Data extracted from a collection

## begin

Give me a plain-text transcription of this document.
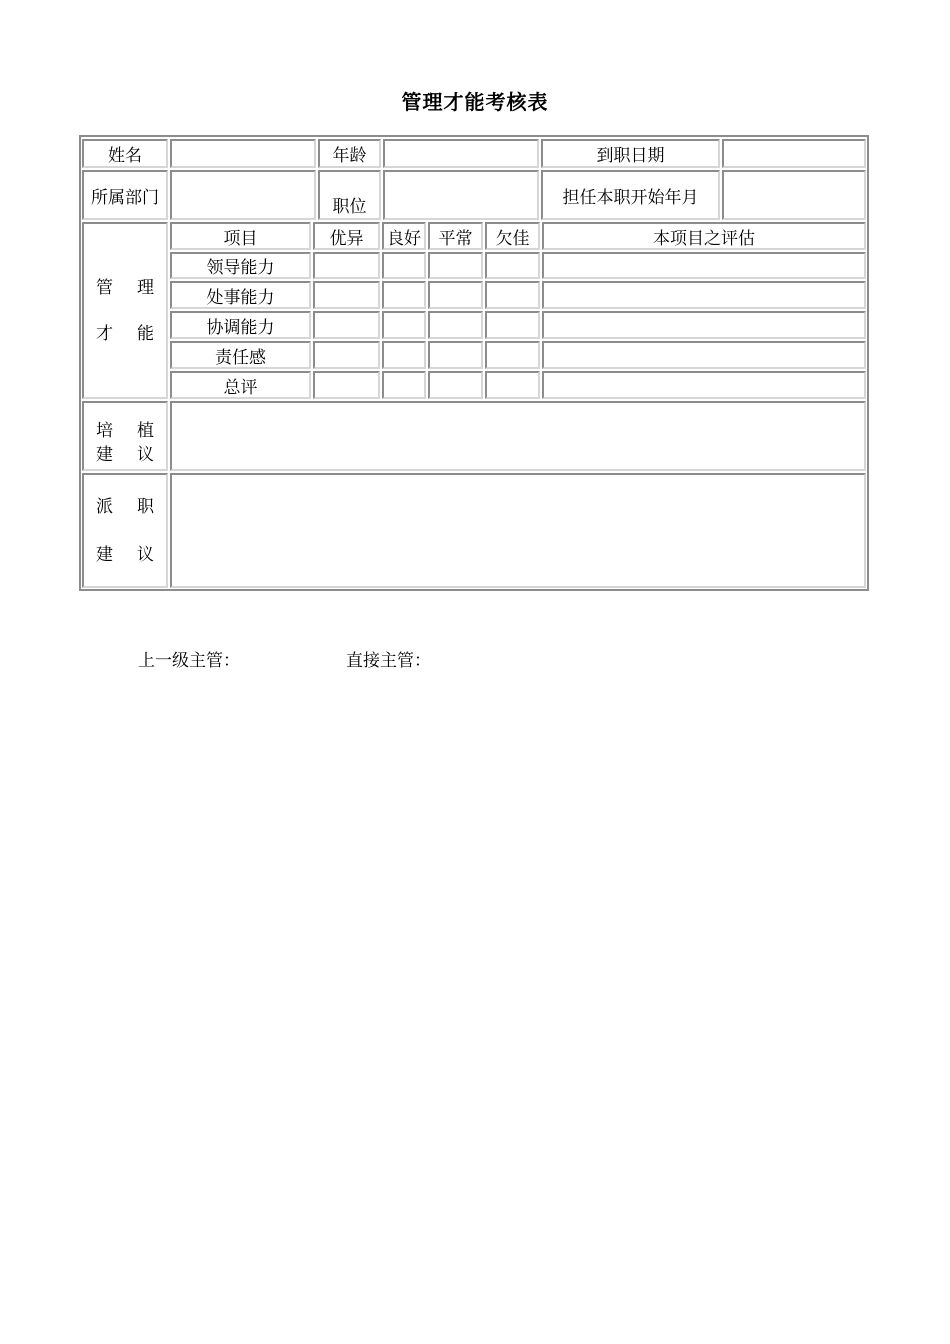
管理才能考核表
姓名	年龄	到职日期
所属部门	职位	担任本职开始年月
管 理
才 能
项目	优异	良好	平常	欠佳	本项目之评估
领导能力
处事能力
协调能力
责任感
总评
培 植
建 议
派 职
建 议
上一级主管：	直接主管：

## end

Directions for this task
Print all entries exactly. The images do not belong in the copy.

Finished exercise
Give me a plain-text transcription of this document.
管理才能考核表
姓名	年龄	到职日期
所属部门	职位	担任本职开始年月
管 理
才 能
项目	优异	良好	平常	欠佳	本项目之评估
领导能力
处事能力
协调能力
责任感
总评
培 植
建 议
派 职
建 议
上一级主管：	直接主管：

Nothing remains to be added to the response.